The input

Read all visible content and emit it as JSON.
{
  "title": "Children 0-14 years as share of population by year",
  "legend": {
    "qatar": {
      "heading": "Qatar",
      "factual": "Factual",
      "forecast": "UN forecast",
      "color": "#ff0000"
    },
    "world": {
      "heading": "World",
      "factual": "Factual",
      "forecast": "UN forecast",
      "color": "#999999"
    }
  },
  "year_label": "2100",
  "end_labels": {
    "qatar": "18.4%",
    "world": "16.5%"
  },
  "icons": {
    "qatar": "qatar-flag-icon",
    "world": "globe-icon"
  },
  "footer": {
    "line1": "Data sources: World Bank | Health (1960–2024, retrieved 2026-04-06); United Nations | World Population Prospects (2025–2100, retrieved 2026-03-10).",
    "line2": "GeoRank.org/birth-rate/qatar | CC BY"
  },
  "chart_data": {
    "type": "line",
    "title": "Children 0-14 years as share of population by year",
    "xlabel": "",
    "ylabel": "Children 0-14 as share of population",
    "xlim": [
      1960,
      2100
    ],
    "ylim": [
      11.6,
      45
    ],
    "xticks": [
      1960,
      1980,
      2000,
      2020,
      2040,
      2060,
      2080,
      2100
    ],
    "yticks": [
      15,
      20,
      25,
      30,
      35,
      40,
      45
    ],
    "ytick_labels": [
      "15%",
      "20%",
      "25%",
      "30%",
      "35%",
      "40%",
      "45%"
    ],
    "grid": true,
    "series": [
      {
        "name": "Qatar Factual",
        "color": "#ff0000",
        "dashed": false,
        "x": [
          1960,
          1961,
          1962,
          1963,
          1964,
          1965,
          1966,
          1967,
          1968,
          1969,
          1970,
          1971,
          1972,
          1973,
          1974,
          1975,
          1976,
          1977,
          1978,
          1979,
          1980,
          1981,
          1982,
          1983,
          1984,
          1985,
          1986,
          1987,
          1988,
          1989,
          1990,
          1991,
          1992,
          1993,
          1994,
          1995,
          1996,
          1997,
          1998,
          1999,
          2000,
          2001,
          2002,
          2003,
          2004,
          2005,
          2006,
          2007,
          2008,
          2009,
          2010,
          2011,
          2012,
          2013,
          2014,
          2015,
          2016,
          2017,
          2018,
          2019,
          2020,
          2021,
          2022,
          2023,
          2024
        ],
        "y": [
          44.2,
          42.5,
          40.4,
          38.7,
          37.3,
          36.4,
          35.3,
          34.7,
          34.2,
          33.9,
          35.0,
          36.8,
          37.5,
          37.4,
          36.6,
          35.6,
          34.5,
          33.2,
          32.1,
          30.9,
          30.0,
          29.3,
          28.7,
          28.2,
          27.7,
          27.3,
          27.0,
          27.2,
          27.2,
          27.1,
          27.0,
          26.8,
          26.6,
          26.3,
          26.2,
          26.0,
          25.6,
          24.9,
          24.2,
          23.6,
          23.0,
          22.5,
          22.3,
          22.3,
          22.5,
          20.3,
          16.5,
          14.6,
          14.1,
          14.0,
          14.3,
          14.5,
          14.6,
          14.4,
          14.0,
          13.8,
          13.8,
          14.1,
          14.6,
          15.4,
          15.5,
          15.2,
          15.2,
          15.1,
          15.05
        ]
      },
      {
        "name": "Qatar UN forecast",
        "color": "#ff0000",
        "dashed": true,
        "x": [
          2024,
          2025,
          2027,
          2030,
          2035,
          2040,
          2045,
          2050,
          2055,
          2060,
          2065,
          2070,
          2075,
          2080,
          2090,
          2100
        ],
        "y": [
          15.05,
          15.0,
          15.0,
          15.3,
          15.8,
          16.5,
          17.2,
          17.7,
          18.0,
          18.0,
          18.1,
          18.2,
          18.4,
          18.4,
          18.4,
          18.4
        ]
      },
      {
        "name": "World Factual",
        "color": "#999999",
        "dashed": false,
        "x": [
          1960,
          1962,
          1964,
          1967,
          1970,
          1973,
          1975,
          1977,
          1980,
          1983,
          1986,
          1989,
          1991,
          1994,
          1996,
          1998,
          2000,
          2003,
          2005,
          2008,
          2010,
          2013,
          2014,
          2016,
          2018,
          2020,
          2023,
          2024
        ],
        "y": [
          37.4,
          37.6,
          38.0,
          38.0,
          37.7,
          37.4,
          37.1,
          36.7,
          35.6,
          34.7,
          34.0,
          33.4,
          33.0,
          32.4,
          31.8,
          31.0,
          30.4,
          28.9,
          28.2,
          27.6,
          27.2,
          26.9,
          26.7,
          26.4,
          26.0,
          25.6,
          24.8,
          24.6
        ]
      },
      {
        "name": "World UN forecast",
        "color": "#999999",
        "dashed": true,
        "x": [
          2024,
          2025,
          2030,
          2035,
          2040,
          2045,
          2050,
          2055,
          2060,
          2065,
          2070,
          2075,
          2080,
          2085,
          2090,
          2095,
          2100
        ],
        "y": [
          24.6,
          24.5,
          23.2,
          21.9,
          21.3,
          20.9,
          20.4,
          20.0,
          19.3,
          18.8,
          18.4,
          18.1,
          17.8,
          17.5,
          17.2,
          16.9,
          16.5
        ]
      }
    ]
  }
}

Requirements
Every record shown above should be written out again exactly.

Output of the exercise
Read all visible content and emit it as JSON.
{
  "title": "Children 0-14 years as share of population by year",
  "legend": {
    "qatar": {
      "heading": "Qatar",
      "factual": "Factual",
      "forecast": "UN forecast",
      "color": "#ff0000"
    },
    "world": {
      "heading": "World",
      "factual": "Factual",
      "forecast": "UN forecast",
      "color": "#999999"
    }
  },
  "year_label": "2100",
  "end_labels": {
    "qatar": "18.4%",
    "world": "16.5%"
  },
  "icons": {
    "qatar": "qatar-flag-icon",
    "world": "globe-icon"
  },
  "footer": {
    "line1": "Data sources: World Bank | Health (1960–2024, retrieved 2026-04-06); United Nations | World Population Prospects (2025–2100, retrieved 2026-03-10).",
    "line2": "GeoRank.org/birth-rate/qatar | CC BY"
  },
  "chart_data": {
    "type": "line",
    "title": "Children 0-14 years as share of population by year",
    "xlabel": "",
    "ylabel": "Children 0-14 as share of population",
    "xlim": [
      1960,
      2100
    ],
    "ylim": [
      11.6,
      45
    ],
    "xticks": [
      1960,
      1980,
      2000,
      2020,
      2040,
      2060,
      2080,
      2100
    ],
    "yticks": [
      15,
      20,
      25,
      30,
      35,
      40,
      45
    ],
    "ytick_labels": [
      "15%",
      "20%",
      "25%",
      "30%",
      "35%",
      "40%",
      "45%"
    ],
    "grid": true,
    "series": [
      {
        "name": "Qatar Factual",
        "color": "#ff0000",
        "dashed": false,
        "x": [
          1960,
          1961,
          1962,
          1963,
          1964,
          1965,
          1966,
          1967,
          1968,
          1969,
          1970,
          1971,
          1972,
          1973,
          1974,
          1975,
          1976,
          1977,
          1978,
          1979,
          1980,
          1981,
          1982,
          1983,
          1984,
          1985,
          1986,
          1987,
          1988,
          1989,
          1990,
          1991,
          1992,
          1993,
          1994,
          1995,
          1996,
          1997,
          1998,
          1999,
          2000,
          2001,
          2002,
          2003,
          2004,
          2005,
          2006,
          2007,
          2008,
          2009,
          2010,
          2011,
          2012,
          2013,
          2014,
          2015,
          2016,
          2017,
          2018,
          2019,
          2020,
          2021,
          2022,
          2023,
          2024
        ],
        "y": [
          44.2,
          42.5,
          40.4,
          38.7,
          37.3,
          36.4,
          35.3,
          34.7,
          34.2,
          33.9,
          35.0,
          36.8,
          37.5,
          37.4,
          36.6,
          35.6,
          34.5,
          33.2,
          32.1,
          30.9,
          30.0,
          29.3,
          28.7,
          28.2,
          27.7,
          27.3,
          27.0,
          27.2,
          27.2,
          27.1,
          27.0,
          26.8,
          26.6,
          26.3,
          26.2,
          26.0,
          25.6,
          24.9,
          24.2,
          23.6,
          23.0,
          22.5,
          22.3,
          22.3,
          22.5,
          20.3,
          16.5,
          14.6,
          14.1,
          14.0,
          14.3,
          14.5,
          14.6,
          14.4,
          14.0,
          13.8,
          13.8,
          14.1,
          14.6,
          15.4,
          15.5,
          15.2,
          15.2,
          15.1,
          15.05
        ]
      },
      {
        "name": "Qatar UN forecast",
        "color": "#ff0000",
        "dashed": true,
        "x": [
          2024,
          2025,
          2027,
          2030,
          2035,
          2040,
          2045,
          2050,
          2055,
          2060,
          2065,
          2070,
          2075,
          2080,
          2090,
          2100
        ],
        "y": [
          15.05,
          15.0,
          15.0,
          15.3,
          15.8,
          16.5,
          17.2,
          17.7,
          18.0,
          18.0,
          18.1,
          18.2,
          18.4,
          18.4,
          18.4,
          18.4
        ]
      },
      {
        "name": "World Factual",
        "color": "#999999",
        "dashed": false,
        "x": [
          1960,
          1962,
          1964,
          1967,
          1970,
          1973,
          1975,
          1977,
          1980,
          1983,
          1986,
          1989,
          1991,
          1994,
          1996,
          1998,
          2000,
          2003,
          2005,
          2008,
          2010,
          2013,
          2014,
          2016,
          2018,
          2020,
          2023,
          2024
        ],
        "y": [
          37.4,
          37.6,
          38.0,
          38.0,
          37.7,
          37.4,
          37.1,
          36.7,
          35.6,
          34.7,
          34.0,
          33.4,
          33.0,
          32.4,
          31.8,
          31.0,
          30.4,
          28.9,
          28.2,
          27.6,
          27.2,
          26.9,
          26.7,
          26.4,
          26.0,
          25.6,
          24.8,
          24.6
        ]
      },
      {
        "name": "World UN forecast",
        "color": "#999999",
        "dashed": true,
        "x": [
          2024,
          2025,
          2030,
          2035,
          2040,
          2045,
          2050,
          2055,
          2060,
          2065,
          2070,
          2075,
          2080,
          2085,
          2090,
          2095,
          2100
        ],
        "y": [
          24.6,
          24.5,
          23.2,
          21.9,
          21.3,
          20.9,
          20.4,
          20.0,
          19.3,
          18.8,
          18.4,
          18.1,
          17.8,
          17.5,
          17.2,
          16.9,
          16.5
        ]
      }
    ]
  }
}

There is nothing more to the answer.